** start **

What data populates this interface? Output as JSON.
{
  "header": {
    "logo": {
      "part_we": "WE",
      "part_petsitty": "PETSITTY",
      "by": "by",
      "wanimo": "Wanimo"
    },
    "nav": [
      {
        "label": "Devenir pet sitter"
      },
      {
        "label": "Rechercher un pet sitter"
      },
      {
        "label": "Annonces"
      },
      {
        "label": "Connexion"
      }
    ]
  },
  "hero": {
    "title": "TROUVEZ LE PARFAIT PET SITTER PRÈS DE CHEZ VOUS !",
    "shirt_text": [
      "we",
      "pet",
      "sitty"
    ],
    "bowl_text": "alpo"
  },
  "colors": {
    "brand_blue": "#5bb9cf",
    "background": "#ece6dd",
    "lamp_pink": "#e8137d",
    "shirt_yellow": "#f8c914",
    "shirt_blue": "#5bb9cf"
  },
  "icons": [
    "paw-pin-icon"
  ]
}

** end **
** start **

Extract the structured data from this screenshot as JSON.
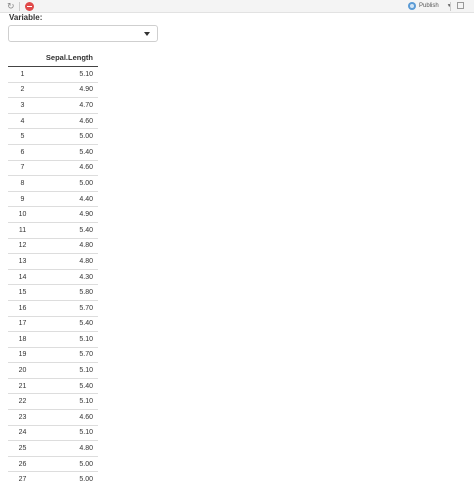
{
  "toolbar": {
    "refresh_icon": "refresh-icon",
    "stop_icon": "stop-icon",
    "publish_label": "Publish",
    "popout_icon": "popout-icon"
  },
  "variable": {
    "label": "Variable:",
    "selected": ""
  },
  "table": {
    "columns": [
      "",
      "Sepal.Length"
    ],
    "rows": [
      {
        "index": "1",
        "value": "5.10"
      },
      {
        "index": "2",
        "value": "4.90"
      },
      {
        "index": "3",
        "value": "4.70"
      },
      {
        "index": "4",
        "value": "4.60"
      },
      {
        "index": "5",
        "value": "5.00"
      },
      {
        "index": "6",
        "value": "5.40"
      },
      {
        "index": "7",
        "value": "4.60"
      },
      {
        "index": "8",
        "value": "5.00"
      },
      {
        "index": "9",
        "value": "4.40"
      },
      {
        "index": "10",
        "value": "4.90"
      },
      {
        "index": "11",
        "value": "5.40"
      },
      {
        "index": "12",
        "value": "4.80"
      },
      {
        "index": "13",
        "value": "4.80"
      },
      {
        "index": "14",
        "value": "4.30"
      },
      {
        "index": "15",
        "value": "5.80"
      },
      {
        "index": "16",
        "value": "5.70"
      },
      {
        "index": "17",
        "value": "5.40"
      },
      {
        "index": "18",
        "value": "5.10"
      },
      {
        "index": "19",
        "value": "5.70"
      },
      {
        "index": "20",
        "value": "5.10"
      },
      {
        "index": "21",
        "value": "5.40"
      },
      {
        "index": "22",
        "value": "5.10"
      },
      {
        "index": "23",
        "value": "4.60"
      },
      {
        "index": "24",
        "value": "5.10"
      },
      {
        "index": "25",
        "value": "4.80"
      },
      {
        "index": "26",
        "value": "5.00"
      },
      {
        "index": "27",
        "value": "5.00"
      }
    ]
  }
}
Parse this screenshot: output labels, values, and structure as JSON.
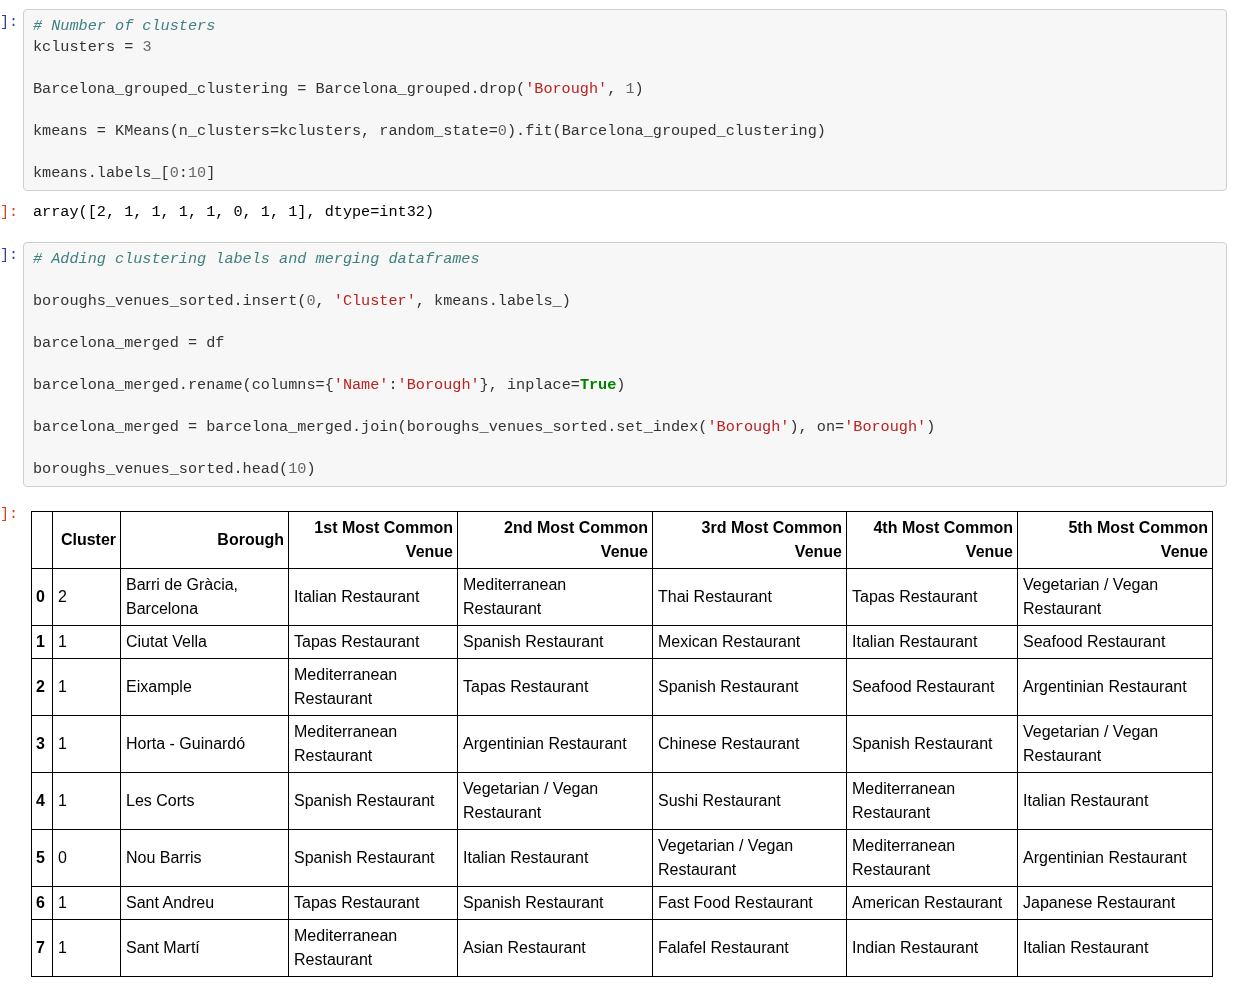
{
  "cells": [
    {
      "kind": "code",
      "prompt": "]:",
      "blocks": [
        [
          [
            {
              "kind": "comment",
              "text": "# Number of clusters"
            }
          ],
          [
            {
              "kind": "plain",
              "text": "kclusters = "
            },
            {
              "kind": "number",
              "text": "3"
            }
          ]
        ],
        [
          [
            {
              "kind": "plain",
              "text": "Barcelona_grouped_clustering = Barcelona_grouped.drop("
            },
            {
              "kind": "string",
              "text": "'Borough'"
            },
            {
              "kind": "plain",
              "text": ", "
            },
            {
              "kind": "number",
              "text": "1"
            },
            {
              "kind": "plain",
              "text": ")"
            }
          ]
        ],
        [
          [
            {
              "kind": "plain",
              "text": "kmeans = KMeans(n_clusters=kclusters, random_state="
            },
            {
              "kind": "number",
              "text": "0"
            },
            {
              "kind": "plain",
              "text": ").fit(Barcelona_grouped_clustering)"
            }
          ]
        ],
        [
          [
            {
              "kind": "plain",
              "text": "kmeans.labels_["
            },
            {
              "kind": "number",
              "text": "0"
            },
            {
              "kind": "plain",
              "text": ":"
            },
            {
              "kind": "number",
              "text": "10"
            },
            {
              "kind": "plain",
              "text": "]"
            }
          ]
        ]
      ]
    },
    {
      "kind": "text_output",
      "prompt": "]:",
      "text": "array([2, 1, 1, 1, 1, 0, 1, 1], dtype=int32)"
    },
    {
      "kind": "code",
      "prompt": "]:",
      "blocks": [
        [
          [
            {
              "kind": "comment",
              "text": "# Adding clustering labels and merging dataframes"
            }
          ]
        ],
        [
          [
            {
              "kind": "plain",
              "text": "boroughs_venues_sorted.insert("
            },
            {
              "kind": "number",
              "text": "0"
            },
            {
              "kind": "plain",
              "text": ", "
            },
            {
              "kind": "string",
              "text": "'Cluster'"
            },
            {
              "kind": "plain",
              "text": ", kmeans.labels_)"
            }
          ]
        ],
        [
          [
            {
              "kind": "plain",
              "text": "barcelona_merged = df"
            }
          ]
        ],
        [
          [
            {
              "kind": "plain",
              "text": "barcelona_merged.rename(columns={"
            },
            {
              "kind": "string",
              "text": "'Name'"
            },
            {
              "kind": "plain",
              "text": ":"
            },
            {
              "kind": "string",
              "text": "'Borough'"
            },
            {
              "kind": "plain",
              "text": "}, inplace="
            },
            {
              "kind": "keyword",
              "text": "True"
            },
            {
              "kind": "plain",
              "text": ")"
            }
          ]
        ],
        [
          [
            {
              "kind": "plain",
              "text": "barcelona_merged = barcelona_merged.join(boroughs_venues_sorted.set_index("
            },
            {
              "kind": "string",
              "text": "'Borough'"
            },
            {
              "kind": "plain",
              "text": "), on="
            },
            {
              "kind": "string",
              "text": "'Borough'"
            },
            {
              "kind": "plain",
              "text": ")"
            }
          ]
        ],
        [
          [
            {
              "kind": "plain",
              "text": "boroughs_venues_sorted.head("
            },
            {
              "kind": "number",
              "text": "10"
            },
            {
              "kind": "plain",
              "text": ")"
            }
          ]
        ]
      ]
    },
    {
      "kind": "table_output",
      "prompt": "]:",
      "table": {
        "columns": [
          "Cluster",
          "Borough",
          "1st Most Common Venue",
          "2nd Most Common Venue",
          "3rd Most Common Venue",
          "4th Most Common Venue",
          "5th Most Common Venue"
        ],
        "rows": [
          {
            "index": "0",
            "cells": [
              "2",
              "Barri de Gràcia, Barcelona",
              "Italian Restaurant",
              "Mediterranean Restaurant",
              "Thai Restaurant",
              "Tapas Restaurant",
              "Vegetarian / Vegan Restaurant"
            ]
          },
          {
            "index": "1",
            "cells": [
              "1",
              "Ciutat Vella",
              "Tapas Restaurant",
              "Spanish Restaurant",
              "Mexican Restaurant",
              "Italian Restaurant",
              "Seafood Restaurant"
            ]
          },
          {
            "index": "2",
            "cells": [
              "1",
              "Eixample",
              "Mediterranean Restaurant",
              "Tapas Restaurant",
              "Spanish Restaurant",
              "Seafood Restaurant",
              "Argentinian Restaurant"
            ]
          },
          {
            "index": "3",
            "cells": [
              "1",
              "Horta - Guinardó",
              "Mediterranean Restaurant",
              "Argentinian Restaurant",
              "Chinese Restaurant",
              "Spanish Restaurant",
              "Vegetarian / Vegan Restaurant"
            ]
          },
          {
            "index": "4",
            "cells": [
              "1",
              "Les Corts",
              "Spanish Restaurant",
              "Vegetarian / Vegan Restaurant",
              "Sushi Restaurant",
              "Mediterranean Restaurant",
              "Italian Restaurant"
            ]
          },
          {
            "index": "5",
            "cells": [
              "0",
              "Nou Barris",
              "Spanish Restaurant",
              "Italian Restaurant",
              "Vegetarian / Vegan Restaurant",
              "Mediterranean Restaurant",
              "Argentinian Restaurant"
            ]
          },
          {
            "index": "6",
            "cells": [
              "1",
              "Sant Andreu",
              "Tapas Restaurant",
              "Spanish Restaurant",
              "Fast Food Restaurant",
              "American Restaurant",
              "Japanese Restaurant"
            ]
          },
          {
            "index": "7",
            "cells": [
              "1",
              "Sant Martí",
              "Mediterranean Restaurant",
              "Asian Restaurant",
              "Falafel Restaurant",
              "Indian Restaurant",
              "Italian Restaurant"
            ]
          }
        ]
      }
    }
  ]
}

** end **

- [GOAL] Return all lines of the material above in which the word "this" occurs.

- [THE RESPONSE]
What data populates this interface? Output as JSON.
Extract the structured data from this screenshot as JSON.
Parse this screenshot: output labels, values, and structure as JSON.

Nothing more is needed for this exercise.